Short problem => Tell how many lines in the data below include the word "изделиям". The answer is the number only.

Material for this exercise =>
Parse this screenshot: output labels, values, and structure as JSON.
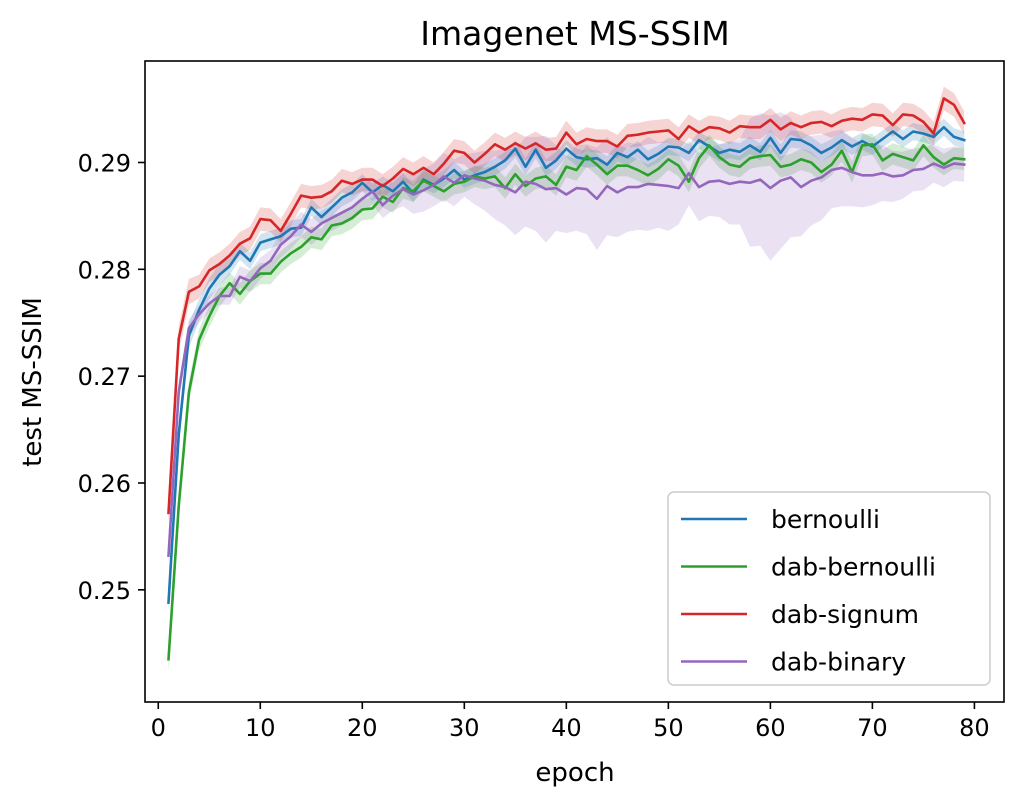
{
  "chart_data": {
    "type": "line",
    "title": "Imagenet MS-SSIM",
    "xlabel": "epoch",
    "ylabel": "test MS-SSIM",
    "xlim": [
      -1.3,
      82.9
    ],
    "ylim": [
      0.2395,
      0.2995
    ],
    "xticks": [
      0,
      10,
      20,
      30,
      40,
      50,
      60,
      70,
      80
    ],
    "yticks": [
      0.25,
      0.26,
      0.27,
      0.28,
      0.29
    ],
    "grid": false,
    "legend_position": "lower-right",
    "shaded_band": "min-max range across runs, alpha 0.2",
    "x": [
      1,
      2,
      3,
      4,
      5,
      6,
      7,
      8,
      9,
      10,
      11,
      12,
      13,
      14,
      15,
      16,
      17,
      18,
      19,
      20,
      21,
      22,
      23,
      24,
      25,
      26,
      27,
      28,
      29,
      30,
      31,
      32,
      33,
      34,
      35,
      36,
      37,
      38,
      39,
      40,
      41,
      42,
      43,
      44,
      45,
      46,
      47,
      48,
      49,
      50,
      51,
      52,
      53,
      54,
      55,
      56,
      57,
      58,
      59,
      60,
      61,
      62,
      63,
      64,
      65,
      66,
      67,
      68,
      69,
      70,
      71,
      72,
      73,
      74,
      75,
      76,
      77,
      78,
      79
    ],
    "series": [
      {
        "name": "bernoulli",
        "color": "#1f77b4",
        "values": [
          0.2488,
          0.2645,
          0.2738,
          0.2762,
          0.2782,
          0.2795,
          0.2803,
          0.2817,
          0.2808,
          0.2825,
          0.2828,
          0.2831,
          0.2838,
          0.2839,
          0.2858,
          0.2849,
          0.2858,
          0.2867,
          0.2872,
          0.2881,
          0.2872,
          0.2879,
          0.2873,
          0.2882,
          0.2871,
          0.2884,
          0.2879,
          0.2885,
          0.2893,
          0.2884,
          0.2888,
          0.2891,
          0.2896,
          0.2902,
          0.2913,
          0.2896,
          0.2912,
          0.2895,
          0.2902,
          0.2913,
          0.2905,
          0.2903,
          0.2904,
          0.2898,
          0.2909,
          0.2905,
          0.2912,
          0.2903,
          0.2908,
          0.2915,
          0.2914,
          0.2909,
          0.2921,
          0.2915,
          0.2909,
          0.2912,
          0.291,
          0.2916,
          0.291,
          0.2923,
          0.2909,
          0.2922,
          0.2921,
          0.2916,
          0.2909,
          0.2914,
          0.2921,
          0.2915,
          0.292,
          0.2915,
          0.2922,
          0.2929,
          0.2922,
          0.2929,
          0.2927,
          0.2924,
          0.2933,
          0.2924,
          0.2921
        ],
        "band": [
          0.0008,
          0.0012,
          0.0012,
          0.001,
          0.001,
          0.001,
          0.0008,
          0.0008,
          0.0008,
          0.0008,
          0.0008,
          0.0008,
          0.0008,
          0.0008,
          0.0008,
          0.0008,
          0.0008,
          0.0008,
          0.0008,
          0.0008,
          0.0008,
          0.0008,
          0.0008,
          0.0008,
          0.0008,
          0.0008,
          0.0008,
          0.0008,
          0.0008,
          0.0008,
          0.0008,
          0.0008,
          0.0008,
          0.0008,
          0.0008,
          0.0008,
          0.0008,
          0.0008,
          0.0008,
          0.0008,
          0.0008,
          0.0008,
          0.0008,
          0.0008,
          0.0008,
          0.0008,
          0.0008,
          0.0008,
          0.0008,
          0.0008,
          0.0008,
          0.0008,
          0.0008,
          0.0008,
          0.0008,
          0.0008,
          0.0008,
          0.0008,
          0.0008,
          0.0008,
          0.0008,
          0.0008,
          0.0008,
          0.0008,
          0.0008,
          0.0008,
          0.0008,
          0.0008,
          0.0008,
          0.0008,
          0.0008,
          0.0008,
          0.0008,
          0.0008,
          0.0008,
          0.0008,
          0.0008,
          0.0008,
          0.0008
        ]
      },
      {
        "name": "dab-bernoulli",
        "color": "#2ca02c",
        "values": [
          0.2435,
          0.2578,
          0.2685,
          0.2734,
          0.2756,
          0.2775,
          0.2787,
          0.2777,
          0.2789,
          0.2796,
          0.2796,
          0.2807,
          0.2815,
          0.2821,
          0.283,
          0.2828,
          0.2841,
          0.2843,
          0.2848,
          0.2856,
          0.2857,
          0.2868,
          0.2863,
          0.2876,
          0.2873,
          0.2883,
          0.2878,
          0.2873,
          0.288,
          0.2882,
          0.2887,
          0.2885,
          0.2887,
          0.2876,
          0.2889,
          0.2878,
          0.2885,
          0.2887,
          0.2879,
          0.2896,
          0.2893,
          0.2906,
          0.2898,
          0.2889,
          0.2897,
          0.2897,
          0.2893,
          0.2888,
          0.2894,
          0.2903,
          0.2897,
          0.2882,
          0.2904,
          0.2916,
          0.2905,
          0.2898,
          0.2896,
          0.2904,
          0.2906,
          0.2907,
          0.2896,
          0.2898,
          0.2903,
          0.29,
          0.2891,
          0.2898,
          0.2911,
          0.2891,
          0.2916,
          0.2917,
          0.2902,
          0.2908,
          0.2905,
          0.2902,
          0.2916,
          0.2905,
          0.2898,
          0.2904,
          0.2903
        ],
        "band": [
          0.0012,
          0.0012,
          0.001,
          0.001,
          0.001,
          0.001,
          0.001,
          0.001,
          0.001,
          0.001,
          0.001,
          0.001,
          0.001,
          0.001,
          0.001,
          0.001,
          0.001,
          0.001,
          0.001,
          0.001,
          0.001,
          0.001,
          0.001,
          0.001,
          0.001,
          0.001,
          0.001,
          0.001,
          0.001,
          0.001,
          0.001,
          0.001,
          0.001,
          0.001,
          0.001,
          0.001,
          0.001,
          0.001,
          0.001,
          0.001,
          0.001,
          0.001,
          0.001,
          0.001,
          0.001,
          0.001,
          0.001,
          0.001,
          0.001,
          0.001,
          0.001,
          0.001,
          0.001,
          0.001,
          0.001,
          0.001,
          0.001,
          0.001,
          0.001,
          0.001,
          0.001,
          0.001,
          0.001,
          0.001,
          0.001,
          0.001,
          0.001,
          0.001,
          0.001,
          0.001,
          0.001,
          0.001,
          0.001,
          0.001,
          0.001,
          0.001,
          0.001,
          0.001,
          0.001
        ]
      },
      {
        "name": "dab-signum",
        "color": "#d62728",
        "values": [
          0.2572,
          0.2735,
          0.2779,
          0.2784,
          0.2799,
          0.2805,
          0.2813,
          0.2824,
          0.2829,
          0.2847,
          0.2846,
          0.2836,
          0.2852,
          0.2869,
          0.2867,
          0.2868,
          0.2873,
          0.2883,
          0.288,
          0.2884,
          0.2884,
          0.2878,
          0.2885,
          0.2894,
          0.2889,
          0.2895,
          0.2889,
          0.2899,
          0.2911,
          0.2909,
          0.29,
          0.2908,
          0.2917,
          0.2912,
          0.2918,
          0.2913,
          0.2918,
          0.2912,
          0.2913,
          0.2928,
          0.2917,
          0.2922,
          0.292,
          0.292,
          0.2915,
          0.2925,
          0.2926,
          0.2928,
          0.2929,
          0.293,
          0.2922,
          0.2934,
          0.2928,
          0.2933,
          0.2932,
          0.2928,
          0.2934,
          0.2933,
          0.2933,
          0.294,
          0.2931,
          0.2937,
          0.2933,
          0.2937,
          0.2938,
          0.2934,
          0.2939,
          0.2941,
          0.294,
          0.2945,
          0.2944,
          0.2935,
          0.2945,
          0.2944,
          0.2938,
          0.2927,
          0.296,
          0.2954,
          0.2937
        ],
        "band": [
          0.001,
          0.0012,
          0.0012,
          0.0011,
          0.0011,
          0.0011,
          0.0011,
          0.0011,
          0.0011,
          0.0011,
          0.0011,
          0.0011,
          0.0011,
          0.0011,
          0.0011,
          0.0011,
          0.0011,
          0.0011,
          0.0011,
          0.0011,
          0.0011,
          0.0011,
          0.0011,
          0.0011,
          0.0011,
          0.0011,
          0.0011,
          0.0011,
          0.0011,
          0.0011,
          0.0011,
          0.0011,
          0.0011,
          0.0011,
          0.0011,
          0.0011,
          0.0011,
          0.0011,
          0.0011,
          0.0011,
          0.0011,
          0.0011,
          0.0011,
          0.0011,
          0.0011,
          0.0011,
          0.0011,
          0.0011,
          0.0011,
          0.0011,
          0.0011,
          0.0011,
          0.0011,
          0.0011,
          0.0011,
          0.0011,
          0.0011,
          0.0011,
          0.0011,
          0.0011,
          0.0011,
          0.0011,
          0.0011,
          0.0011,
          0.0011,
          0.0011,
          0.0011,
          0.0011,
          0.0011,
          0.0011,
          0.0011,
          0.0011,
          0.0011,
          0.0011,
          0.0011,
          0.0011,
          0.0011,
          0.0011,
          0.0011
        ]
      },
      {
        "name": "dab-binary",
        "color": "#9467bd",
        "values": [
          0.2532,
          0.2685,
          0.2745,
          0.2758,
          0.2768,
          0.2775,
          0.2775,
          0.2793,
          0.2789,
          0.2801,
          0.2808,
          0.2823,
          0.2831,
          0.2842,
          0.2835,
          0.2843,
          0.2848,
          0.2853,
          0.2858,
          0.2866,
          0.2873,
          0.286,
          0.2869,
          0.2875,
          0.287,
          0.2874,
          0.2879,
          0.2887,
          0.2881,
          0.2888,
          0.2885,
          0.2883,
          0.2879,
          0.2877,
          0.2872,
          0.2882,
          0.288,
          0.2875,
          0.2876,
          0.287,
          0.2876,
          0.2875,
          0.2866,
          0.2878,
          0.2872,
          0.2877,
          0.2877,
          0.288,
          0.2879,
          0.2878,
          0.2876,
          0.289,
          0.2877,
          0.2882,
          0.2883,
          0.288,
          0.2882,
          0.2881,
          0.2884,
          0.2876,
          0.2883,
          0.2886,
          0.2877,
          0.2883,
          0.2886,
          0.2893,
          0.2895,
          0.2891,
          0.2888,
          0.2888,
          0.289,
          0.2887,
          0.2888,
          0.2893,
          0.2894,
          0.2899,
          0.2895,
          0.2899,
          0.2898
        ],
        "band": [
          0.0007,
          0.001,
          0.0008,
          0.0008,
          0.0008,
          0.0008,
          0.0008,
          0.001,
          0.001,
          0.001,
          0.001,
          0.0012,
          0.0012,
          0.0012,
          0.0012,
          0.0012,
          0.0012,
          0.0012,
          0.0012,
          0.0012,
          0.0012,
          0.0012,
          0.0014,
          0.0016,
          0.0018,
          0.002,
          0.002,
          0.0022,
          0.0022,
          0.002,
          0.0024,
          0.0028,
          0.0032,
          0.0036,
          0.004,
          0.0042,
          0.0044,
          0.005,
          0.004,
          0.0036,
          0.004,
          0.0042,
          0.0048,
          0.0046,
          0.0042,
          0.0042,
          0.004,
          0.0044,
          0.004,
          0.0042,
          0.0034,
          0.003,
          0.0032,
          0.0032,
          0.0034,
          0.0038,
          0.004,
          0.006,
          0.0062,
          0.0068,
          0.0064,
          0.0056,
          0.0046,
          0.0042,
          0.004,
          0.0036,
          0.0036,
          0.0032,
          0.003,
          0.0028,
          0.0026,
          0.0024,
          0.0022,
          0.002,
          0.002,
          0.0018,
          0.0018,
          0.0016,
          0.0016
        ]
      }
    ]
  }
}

---

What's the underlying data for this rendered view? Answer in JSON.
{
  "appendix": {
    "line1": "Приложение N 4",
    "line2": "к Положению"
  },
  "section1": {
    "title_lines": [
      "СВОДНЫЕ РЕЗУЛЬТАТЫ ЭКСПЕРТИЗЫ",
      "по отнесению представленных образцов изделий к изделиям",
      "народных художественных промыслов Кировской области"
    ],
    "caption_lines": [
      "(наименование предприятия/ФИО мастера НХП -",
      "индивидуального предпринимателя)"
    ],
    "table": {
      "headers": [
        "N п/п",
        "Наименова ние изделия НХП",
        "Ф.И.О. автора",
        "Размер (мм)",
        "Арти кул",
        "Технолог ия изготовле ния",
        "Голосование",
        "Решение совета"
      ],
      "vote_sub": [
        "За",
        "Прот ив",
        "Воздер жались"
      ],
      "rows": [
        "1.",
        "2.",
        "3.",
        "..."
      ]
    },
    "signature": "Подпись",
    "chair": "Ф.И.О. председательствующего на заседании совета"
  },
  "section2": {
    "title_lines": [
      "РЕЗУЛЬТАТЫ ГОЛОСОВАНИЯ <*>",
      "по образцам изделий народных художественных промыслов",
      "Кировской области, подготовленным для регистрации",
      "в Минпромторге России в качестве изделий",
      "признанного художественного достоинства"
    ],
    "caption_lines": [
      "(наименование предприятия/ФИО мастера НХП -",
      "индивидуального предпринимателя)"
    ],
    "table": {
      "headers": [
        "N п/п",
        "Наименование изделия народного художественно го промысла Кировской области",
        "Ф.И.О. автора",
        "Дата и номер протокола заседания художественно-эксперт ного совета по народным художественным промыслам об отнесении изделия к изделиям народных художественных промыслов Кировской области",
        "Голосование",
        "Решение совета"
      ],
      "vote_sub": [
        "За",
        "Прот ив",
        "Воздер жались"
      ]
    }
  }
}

---

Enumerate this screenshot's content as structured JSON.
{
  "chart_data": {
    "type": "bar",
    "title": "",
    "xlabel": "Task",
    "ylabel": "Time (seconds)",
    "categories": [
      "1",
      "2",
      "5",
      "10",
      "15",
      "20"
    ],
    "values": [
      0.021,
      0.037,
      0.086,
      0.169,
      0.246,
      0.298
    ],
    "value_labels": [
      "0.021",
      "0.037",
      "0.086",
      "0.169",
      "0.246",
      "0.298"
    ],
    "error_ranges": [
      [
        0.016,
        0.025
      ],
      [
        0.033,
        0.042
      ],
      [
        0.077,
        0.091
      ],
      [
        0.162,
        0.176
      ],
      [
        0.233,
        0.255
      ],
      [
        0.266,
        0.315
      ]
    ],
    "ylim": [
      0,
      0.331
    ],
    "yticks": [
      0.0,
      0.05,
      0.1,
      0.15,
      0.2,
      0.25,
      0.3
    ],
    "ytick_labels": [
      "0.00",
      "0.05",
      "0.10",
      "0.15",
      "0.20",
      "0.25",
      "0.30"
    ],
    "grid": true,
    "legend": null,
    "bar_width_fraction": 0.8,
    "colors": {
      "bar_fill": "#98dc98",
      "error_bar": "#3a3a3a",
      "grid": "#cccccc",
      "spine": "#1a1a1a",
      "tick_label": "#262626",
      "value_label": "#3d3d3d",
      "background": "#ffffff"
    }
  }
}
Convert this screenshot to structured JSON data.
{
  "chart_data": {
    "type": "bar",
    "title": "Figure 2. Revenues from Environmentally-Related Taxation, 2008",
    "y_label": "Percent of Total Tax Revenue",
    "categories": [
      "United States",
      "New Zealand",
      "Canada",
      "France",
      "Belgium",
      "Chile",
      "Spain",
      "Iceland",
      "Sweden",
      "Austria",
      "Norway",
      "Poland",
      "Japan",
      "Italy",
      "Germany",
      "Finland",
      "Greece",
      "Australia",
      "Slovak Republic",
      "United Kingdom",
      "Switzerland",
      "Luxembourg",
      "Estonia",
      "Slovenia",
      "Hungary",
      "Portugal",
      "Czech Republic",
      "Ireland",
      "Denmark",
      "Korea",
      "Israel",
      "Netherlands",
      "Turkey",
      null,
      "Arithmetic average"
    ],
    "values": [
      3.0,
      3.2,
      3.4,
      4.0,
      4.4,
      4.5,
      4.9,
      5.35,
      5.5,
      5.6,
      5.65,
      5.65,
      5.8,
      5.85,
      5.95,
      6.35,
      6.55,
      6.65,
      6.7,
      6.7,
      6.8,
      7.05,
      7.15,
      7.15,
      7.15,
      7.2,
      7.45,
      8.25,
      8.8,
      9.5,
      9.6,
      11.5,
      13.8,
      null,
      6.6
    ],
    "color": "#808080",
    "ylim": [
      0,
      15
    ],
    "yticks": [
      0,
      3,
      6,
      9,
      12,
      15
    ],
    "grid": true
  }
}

Task result => 2